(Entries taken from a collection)
---
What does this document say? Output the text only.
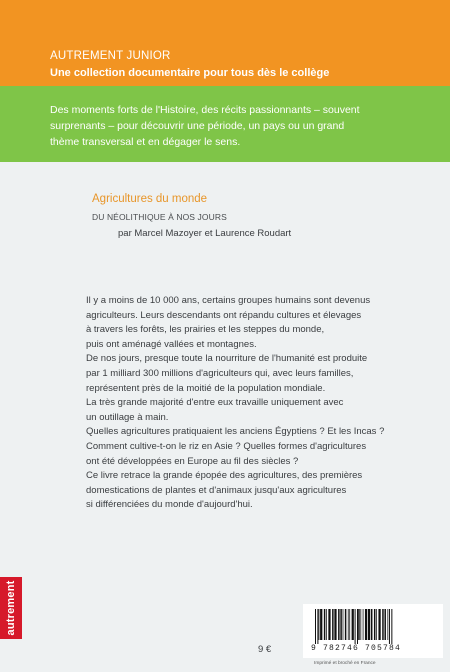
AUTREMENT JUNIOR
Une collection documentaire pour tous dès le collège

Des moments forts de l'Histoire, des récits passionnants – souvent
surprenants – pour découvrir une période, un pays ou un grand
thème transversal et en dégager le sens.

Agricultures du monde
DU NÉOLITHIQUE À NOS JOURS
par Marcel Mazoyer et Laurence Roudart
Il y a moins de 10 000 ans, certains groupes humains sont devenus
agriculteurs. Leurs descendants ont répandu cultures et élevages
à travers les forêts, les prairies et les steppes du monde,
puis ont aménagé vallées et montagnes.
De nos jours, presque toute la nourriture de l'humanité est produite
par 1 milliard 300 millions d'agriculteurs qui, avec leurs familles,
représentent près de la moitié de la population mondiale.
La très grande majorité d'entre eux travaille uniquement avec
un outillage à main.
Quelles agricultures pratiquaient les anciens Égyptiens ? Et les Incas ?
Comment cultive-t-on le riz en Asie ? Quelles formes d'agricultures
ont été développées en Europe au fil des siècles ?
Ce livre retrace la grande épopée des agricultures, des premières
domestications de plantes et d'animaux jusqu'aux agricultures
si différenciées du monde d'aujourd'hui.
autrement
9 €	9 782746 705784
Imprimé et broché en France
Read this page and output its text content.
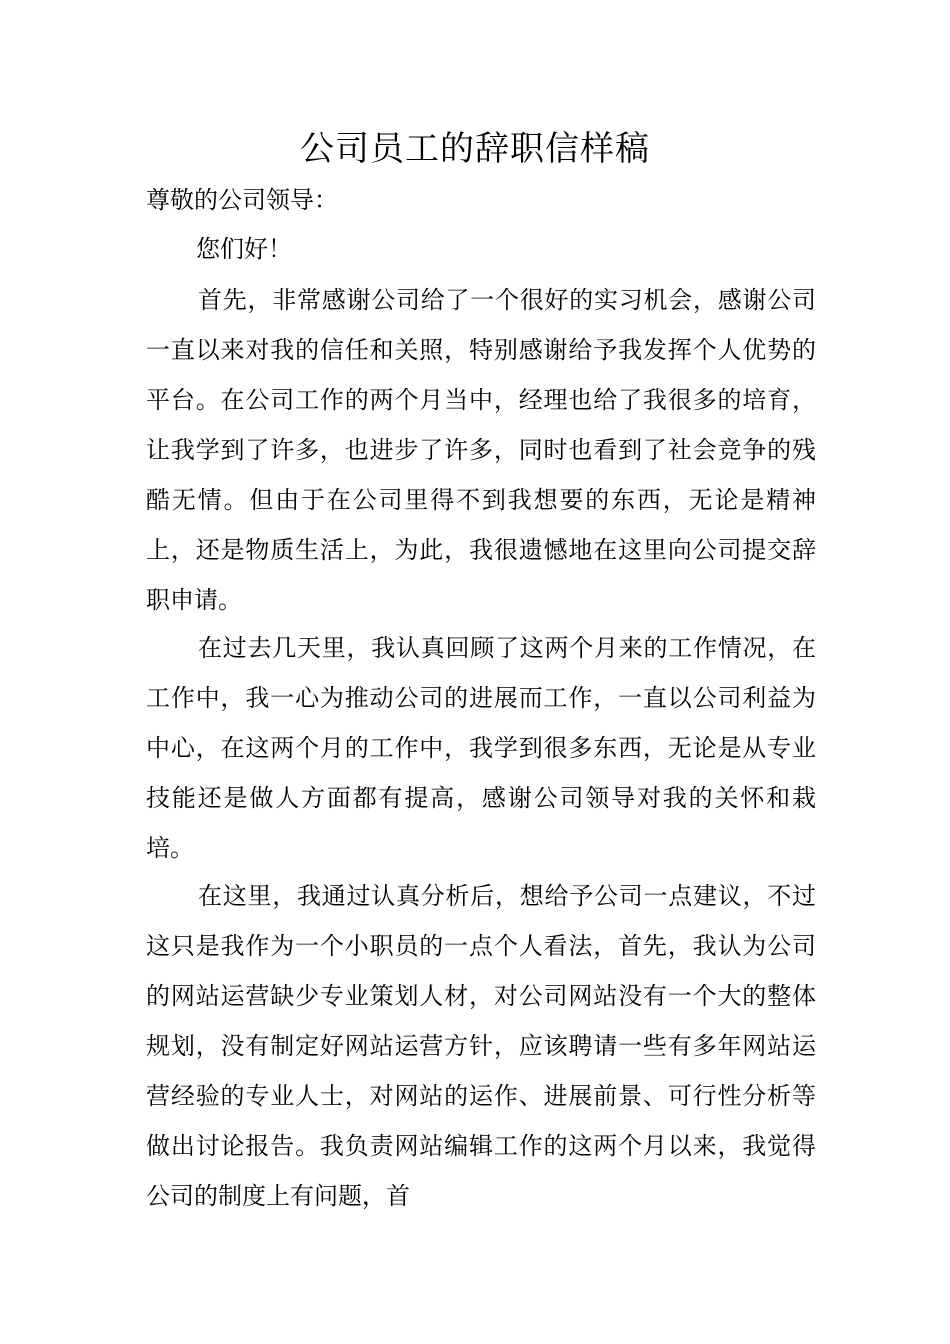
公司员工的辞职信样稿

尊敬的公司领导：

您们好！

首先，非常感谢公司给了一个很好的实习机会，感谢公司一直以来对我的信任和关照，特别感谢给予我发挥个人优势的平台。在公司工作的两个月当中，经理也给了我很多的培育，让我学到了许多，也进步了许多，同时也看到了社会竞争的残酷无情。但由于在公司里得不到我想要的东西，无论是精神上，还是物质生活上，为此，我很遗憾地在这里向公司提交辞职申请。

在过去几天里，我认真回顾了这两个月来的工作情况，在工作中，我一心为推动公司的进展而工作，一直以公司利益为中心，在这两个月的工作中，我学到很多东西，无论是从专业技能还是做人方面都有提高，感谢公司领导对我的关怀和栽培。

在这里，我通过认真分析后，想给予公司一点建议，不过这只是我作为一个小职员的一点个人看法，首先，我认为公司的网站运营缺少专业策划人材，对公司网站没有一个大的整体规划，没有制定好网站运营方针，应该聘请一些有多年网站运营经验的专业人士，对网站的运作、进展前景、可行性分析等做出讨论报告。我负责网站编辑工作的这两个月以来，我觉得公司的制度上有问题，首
---
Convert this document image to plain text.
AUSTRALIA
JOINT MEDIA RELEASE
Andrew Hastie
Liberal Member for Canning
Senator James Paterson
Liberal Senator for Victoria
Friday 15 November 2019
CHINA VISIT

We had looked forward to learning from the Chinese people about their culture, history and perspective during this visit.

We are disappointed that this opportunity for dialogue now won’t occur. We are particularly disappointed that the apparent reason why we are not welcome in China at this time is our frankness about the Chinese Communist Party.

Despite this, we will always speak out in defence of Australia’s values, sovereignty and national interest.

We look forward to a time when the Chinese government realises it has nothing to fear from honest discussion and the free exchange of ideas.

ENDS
---
[To do] Copy each line of the records above that carries the word "monde".

[Task output]
Agricultures du monde
à travers les forêts, les prairies et les steppes du monde,
si différenciées du monde d'aujourd'hui.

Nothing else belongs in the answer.